Material for this task
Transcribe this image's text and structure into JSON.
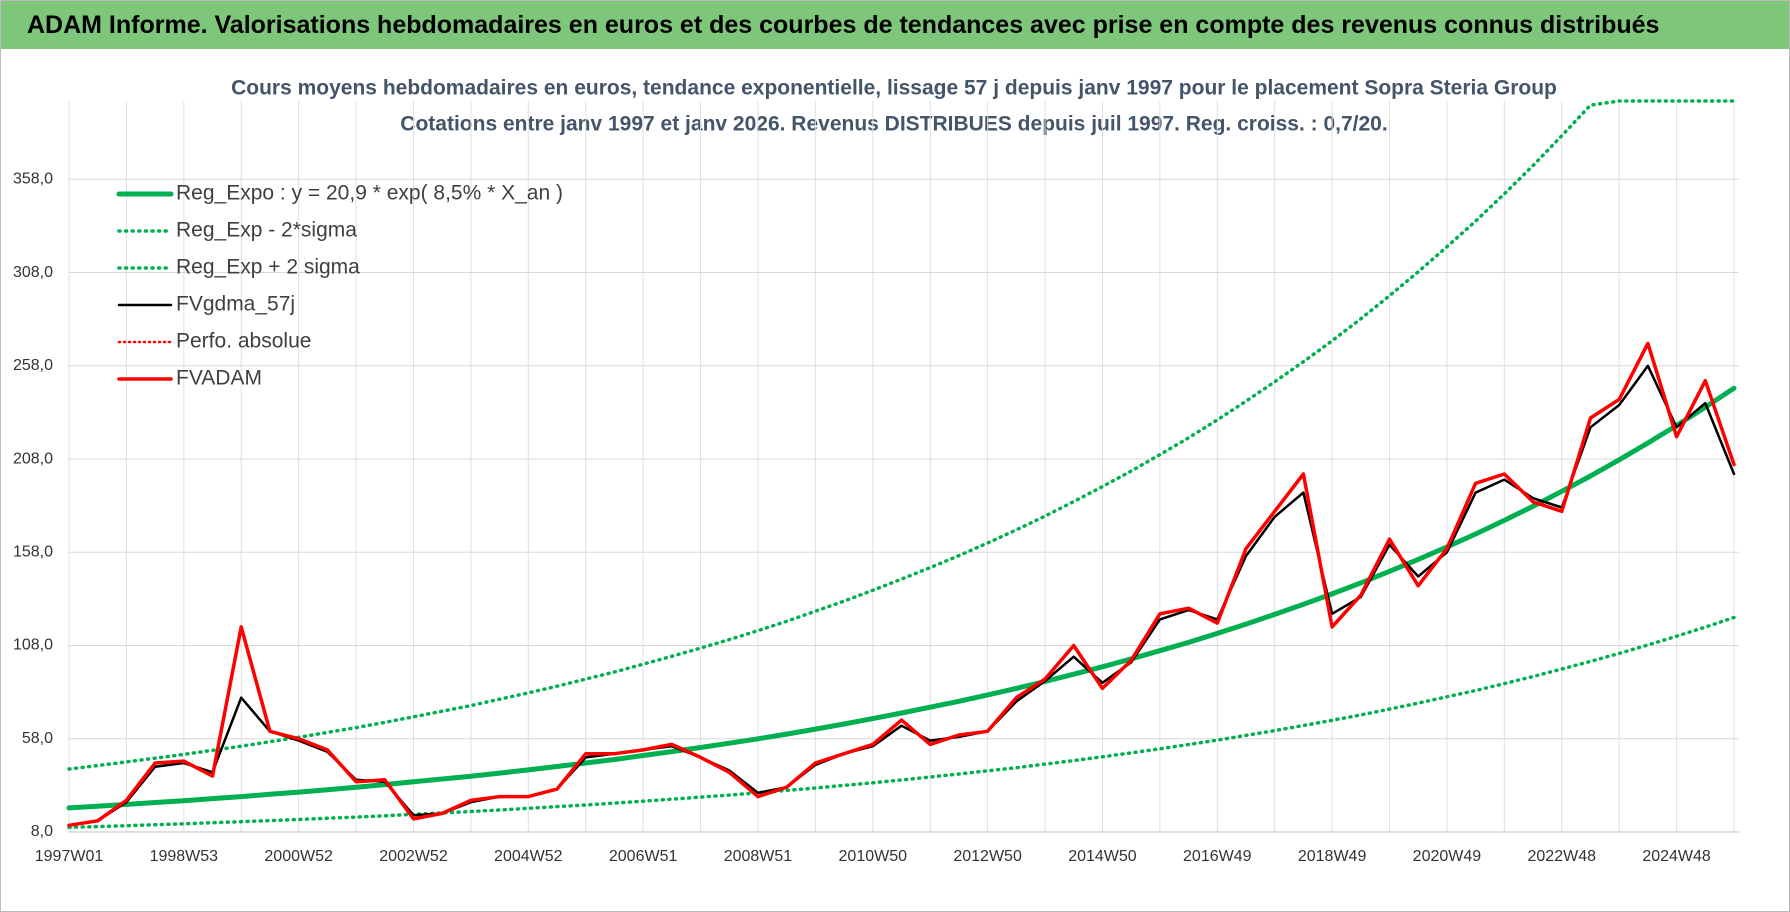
{
  "header": {
    "title": "ADAM Informe. Valorisations hebdomadaires en euros et des courbes de tendances avec prise en compte des revenus connus distribués"
  },
  "chart_data": {
    "type": "line",
    "title": "Cours moyens hebdomadaires en euros, tendance exponentielle, lissage 57 j depuis janv 1997 pour le placement Sopra Steria Group",
    "subtitle": "Cotations entre janv 1997 et janv 2026. Revenus DISTRIBUES depuis juil 1997. Reg. croiss. : 0,7/20.",
    "categories": [
      "1997W01",
      null,
      null,
      null,
      "1998W53",
      null,
      null,
      null,
      "2000W52",
      null,
      null,
      null,
      "2002W52",
      null,
      null,
      null,
      "2004W52",
      null,
      null,
      null,
      "2006W51",
      null,
      null,
      null,
      "2008W51",
      null,
      null,
      null,
      "2010W50",
      null,
      null,
      null,
      "2012W50",
      null,
      null,
      null,
      "2014W50",
      null,
      null,
      null,
      "2016W49",
      null,
      null,
      null,
      "2018W49",
      null,
      null,
      null,
      "2020W49",
      null,
      null,
      null,
      "2022W48",
      null,
      null,
      null,
      "2024W48",
      null,
      null
    ],
    "ylim": [
      8,
      400
    ],
    "yticks": [
      {
        "value": 8,
        "label": "8,0"
      },
      {
        "value": 58,
        "label": "58,0"
      },
      {
        "value": 108,
        "label": "108,0"
      },
      {
        "value": 158,
        "label": "158,0"
      },
      {
        "value": 208,
        "label": "208,0"
      },
      {
        "value": 258,
        "label": "258,0"
      },
      {
        "value": 308,
        "label": "308,0"
      },
      {
        "value": 358,
        "label": "358,0"
      }
    ],
    "grid": true,
    "legend": "top-left",
    "series": [
      {
        "name": "Reg_Expo : y = 20,9 * exp( 8,5% *  X_an )",
        "color": "#00b050",
        "style": "solid",
        "width": 5,
        "values": [
          20.9,
          21.8,
          22.8,
          23.8,
          24.8,
          25.9,
          27.0,
          28.2,
          29.4,
          30.7,
          32.0,
          33.4,
          34.9,
          36.4,
          37.9,
          39.6,
          41.3,
          43.1,
          45.0,
          46.9,
          49.0,
          51.1,
          53.3,
          55.6,
          58.0,
          60.5,
          63.2,
          65.9,
          68.8,
          71.8,
          74.9,
          78.1,
          81.5,
          85.0,
          88.7,
          92.6,
          96.6,
          100.8,
          105.2,
          109.7,
          114.5,
          119.5,
          124.7,
          130.1,
          135.7,
          141.6,
          147.8,
          154.2,
          160.9,
          167.8,
          175.1,
          182.7,
          190.7,
          198.9,
          207.6,
          216.6,
          226.0,
          235.8,
          246.0
        ]
      },
      {
        "name": "Reg_Exp - 2*sigma",
        "color": "#00b050",
        "style": "dotted",
        "width": 3.5,
        "values": [
          10.5,
          10.9,
          11.4,
          11.9,
          12.4,
          13.0,
          13.5,
          14.1,
          14.7,
          15.4,
          16.0,
          16.7,
          17.5,
          18.2,
          19.0,
          19.8,
          20.7,
          21.6,
          22.5,
          23.5,
          24.5,
          25.6,
          26.7,
          27.8,
          29.0,
          30.3,
          31.6,
          33.0,
          34.4,
          35.9,
          37.5,
          39.1,
          40.8,
          42.5,
          44.4,
          46.3,
          48.3,
          50.4,
          52.6,
          54.9,
          57.3,
          59.8,
          62.4,
          65.1,
          67.9,
          70.8,
          73.9,
          77.1,
          80.5,
          83.9,
          87.6,
          91.4,
          95.4,
          99.5,
          103.8,
          108.3,
          113.0,
          117.9,
          123.0
        ]
      },
      {
        "name": "Reg_Exp + 2 sigma",
        "color": "#00b050",
        "style": "dotted",
        "width": 3.5,
        "values": [
          41.8,
          43.6,
          45.6,
          47.6,
          49.6,
          51.8,
          54.0,
          56.4,
          58.8,
          61.4,
          64.0,
          66.8,
          69.8,
          72.8,
          75.8,
          79.2,
          82.6,
          86.2,
          90.0,
          93.8,
          98.0,
          102.2,
          106.6,
          111.2,
          116.0,
          121.0,
          126.4,
          131.8,
          137.6,
          143.6,
          149.8,
          156.2,
          163.0,
          170.0,
          177.4,
          185.2,
          193.2,
          201.6,
          210.4,
          219.4,
          229.0,
          239.0,
          249.4,
          260.2,
          271.4,
          283.2,
          295.6,
          308.4,
          321.8,
          335.6,
          350.2,
          365.4,
          381.4,
          397.8,
          400,
          400,
          400,
          400,
          400
        ]
      },
      {
        "name": "FVgdma_57j",
        "color": "#000000",
        "style": "solid",
        "width": 2.5,
        "values": [
          11.6,
          14,
          24,
          43,
          45,
          40,
          80,
          62,
          57,
          51,
          36,
          35,
          17,
          18,
          24,
          27,
          27,
          31,
          48,
          50,
          52,
          54,
          48,
          41,
          29,
          32,
          44,
          50,
          54,
          65,
          57,
          59,
          62,
          78,
          89,
          102,
          88,
          99,
          122,
          127,
          122,
          156,
          177,
          190,
          125,
          134,
          162,
          145,
          158,
          190,
          197,
          187,
          182,
          225,
          237,
          258,
          225,
          238,
          200
        ]
      },
      {
        "name": "Perfo. absolue",
        "color": "#ff0000",
        "style": "dotted",
        "width": 2.5,
        "values": [
          null,
          null,
          null,
          null,
          null,
          null,
          null,
          null,
          null,
          null,
          null,
          null,
          null,
          null,
          null,
          null,
          null,
          null,
          null,
          null,
          null,
          null,
          null,
          null,
          null,
          null,
          null,
          null,
          null,
          null,
          null,
          null,
          null,
          null,
          null,
          null,
          null,
          null,
          null,
          null,
          null,
          null,
          null,
          null,
          null,
          null,
          null,
          null,
          null,
          null,
          null,
          null,
          null,
          null,
          null,
          null,
          null,
          null,
          null
        ]
      },
      {
        "name": "FVADAM",
        "color": "#ff0000",
        "style": "solid",
        "width": 3.5,
        "values": [
          11.6,
          14,
          25,
          45,
          46,
          38,
          118,
          62,
          58,
          52,
          35,
          36,
          15,
          18,
          25,
          27,
          27,
          31,
          50,
          50,
          52,
          55,
          48,
          40,
          27,
          32,
          45,
          50,
          55,
          68,
          55,
          60,
          62,
          80,
          90,
          108,
          85,
          100,
          125,
          128,
          120,
          160,
          180,
          200,
          118,
          135,
          165,
          140,
          160,
          195,
          200,
          185,
          180,
          230,
          240,
          270,
          220,
          250,
          205
        ]
      }
    ]
  }
}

Short problem
Which lines hold the string "euros"? Copy all of them from the data above.

Task response
    "title": "ADAM Informe. Valorisations hebdomadaires en euros et des courbes de tendances avec prise en compte des revenus connus distribués"
    "title": "Cours moyens hebdomadaires en euros, tendance exponentielle, lissage 57 j depuis janv 1997 pour le placement Sopra Steria Group",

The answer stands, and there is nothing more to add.